* Work to be completed: Begin at the line below that contains "Give me a plain-text". Repeat it and all remaining lines of the records exactly.

-- begin Provided entries --

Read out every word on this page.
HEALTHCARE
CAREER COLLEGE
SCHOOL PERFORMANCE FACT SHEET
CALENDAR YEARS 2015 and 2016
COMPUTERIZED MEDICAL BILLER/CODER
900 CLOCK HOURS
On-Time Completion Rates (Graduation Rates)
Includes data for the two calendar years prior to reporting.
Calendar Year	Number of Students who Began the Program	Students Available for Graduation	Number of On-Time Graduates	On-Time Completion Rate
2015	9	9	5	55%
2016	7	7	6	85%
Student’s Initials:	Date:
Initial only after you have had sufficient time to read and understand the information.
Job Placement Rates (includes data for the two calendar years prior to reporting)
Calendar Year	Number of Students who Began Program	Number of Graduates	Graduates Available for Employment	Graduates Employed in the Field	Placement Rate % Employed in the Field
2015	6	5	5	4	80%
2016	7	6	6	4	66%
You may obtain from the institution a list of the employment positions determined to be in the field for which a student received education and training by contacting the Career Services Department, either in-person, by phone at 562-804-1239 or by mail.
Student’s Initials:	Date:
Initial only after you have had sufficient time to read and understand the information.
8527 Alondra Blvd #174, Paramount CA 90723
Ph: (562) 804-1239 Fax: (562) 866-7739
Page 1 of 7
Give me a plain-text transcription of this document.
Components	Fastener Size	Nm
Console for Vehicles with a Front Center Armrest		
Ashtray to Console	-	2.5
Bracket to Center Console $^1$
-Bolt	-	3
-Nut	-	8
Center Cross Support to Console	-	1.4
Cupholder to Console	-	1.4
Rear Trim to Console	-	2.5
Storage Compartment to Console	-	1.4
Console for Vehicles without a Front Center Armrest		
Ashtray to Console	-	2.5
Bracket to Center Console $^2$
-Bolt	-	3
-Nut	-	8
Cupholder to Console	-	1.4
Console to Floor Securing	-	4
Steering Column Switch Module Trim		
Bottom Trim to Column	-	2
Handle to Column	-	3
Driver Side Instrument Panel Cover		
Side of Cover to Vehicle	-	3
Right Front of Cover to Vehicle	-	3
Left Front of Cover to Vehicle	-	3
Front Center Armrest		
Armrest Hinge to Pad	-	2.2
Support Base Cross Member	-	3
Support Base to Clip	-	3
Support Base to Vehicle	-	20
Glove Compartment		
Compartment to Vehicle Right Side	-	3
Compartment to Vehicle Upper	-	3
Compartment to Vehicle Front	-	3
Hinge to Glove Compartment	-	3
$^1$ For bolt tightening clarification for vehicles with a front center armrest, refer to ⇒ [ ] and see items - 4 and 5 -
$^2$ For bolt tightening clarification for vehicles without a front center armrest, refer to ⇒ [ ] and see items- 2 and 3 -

-- end Provided entries --

* Exercise solution:
Give me a plain-text transcription of this document.
Components	Fastener Size	Nm
Console for Vehicles with a Front Center Armrest		
Ashtray to Console	-	2.5
Bracket to Center Console $^1$
-Bolt	-	3
-Nut	-	8
Center Cross Support to Console	-	1.4
Cupholder to Console	-	1.4
Rear Trim to Console	-	2.5
Storage Compartment to Console	-	1.4
Console for Vehicles without a Front Center Armrest		
Ashtray to Console	-	2.5
Bracket to Center Console $^2$
-Bolt	-	3
-Nut	-	8
Cupholder to Console	-	1.4
Console to Floor Securing	-	4
Steering Column Switch Module Trim		
Bottom Trim to Column	-	2
Handle to Column	-	3
Driver Side Instrument Panel Cover		
Side of Cover to Vehicle	-	3
Right Front of Cover to Vehicle	-	3
Left Front of Cover to Vehicle	-	3
Front Center Armrest		
Armrest Hinge to Pad	-	2.2
Support Base Cross Member	-	3
Support Base to Clip	-	3
Support Base to Vehicle	-	20
Glove Compartment		
Compartment to Vehicle Right Side	-	3
Compartment to Vehicle Upper	-	3
Compartment to Vehicle Front	-	3
Hinge to Glove Compartment	-	3
$^1$ For bolt tightening clarification for vehicles with a front center armrest, refer to ⇒ [ ] and see items - 4 and 5 -
$^2$ For bolt tightening clarification for vehicles without a front center armrest, refer to ⇒ [ ] and see items- 2 and 3 -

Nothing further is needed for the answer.